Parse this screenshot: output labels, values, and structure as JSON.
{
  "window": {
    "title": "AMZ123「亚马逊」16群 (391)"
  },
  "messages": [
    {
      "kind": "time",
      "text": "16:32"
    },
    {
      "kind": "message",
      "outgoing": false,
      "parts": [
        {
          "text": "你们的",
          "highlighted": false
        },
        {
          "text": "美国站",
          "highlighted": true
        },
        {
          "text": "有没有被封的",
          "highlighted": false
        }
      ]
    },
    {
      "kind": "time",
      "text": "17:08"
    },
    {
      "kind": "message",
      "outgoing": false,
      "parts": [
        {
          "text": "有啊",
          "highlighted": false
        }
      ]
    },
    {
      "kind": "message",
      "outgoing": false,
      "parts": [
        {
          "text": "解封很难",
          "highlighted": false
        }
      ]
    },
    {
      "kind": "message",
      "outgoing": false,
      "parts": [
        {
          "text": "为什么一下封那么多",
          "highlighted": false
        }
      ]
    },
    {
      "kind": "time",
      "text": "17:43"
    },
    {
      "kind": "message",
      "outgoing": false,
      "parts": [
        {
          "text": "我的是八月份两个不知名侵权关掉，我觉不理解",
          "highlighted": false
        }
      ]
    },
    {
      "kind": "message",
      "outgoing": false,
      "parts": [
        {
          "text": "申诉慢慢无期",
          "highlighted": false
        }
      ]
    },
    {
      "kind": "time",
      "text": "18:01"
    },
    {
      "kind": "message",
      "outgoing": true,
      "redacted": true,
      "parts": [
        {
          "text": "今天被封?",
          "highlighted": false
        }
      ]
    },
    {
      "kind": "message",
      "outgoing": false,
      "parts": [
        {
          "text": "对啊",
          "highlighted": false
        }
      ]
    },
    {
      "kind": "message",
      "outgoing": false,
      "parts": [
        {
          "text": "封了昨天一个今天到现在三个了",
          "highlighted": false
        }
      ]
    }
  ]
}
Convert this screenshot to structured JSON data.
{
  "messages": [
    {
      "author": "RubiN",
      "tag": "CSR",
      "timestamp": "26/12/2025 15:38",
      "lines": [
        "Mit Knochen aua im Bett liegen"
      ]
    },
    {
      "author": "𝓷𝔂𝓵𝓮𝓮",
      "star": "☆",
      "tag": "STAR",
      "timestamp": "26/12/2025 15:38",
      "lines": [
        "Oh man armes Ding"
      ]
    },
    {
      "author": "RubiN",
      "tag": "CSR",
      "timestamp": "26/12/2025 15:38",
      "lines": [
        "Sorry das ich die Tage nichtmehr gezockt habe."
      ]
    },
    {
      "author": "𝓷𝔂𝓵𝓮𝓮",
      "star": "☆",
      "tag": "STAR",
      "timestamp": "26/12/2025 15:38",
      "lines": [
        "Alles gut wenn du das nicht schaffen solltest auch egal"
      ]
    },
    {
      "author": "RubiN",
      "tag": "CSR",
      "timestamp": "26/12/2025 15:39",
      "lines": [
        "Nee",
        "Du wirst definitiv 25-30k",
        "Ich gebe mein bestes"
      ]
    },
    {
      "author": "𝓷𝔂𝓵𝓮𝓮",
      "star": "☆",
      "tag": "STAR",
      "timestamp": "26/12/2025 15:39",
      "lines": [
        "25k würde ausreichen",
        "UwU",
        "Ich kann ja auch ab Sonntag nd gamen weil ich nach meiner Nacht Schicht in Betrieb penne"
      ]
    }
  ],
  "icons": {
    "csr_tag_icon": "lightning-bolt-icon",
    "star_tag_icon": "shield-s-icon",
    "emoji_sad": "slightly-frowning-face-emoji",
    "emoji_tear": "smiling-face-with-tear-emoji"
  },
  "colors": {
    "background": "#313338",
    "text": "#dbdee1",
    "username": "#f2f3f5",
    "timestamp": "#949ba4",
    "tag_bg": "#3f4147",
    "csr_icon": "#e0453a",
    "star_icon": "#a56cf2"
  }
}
====================
Problem statement ▸
Please reproduce all of the entries exactly as they stand.

Solution ▸
Parse this screenshot: output labels, values, and structure as JSON.
{
  "window": {
    "title": "AMZ123「亚马逊」16群 (391)"
  },
  "messages": [
    {
      "kind": "time",
      "text": "16:32"
    },
    {
      "kind": "message",
      "outgoing": false,
      "parts": [
        {
          "text": "你们的",
          "highlighted": false
        },
        {
          "text": "美国站",
          "highlighted": true
        },
        {
          "text": "有没有被封的",
          "highlighted": false
        }
      ]
    },
    {
      "kind": "time",
      "text": "17:08"
    },
    {
      "kind": "message",
      "outgoing": false,
      "parts": [
        {
          "text": "有啊",
          "highlighted": false
        }
      ]
    },
    {
      "kind": "message",
      "outgoing": false,
      "parts": [
        {
          "text": "解封很难",
          "highlighted": false
        }
      ]
    },
    {
      "kind": "message",
      "outgoing": false,
      "parts": [
        {
          "text": "为什么一下封那么多",
          "highlighted": false
        }
      ]
    },
    {
      "kind": "time",
      "text": "17:43"
    },
    {
      "kind": "message",
      "outgoing": false,
      "parts": [
        {
          "text": "我的是八月份两个不知名侵权关掉，我觉不理解",
          "highlighted": false
        }
      ]
    },
    {
      "kind": "message",
      "outgoing": false,
      "parts": [
        {
          "text": "申诉慢慢无期",
          "highlighted": false
        }
      ]
    },
    {
      "kind": "time",
      "text": "18:01"
    },
    {
      "kind": "message",
      "outgoing": true,
      "redacted": true,
      "parts": [
        {
          "text": "今天被封?",
          "highlighted": false
        }
      ]
    },
    {
      "kind": "message",
      "outgoing": false,
      "parts": [
        {
          "text": "对啊",
          "highlighted": false
        }
      ]
    },
    {
      "kind": "message",
      "outgoing": false,
      "parts": [
        {
          "text": "封了昨天一个今天到现在三个了",
          "highlighted": false
        }
      ]
    }
  ]
}
Convert this screenshot to structured JSON data.
{
  "messages": [
    {
      "author": "RubiN",
      "tag": "CSR",
      "timestamp": "26/12/2025 15:38",
      "lines": [
        "Mit Knochen aua im Bett liegen"
      ]
    },
    {
      "author": "𝓷𝔂𝓵𝓮𝓮",
      "star": "☆",
      "tag": "STAR",
      "timestamp": "26/12/2025 15:38",
      "lines": [
        "Oh man armes Ding"
      ]
    },
    {
      "author": "RubiN",
      "tag": "CSR",
      "timestamp": "26/12/2025 15:38",
      "lines": [
        "Sorry das ich die Tage nichtmehr gezockt habe."
      ]
    },
    {
      "author": "𝓷𝔂𝓵𝓮𝓮",
      "star": "☆",
      "tag": "STAR",
      "timestamp": "26/12/2025 15:38",
      "lines": [
        "Alles gut wenn du das nicht schaffen solltest auch egal"
      ]
    },
    {
      "author": "RubiN",
      "tag": "CSR",
      "timestamp": "26/12/2025 15:39",
      "lines": [
        "Nee",
        "Du wirst definitiv 25-30k",
        "Ich gebe mein bestes"
      ]
    },
    {
      "author": "𝓷𝔂𝓵𝓮𝓮",
      "star": "☆",
      "tag": "STAR",
      "timestamp": "26/12/2025 15:39",
      "lines": [
        "25k würde ausreichen",
        "UwU",
        "Ich kann ja auch ab Sonntag nd gamen weil ich nach meiner Nacht Schicht in Betrieb penne"
      ]
    }
  ],
  "icons": {
    "csr_tag_icon": "lightning-bolt-icon",
    "star_tag_icon": "shield-s-icon",
    "emoji_sad": "slightly-frowning-face-emoji",
    "emoji_tear": "smiling-face-with-tear-emoji"
  },
  "colors": {
    "background": "#313338",
    "text": "#dbdee1",
    "username": "#f2f3f5",
    "timestamp": "#949ba4",
    "tag_bg": "#3f4147",
    "csr_icon": "#e0453a",
    "star_icon": "#a56cf2"
  }
}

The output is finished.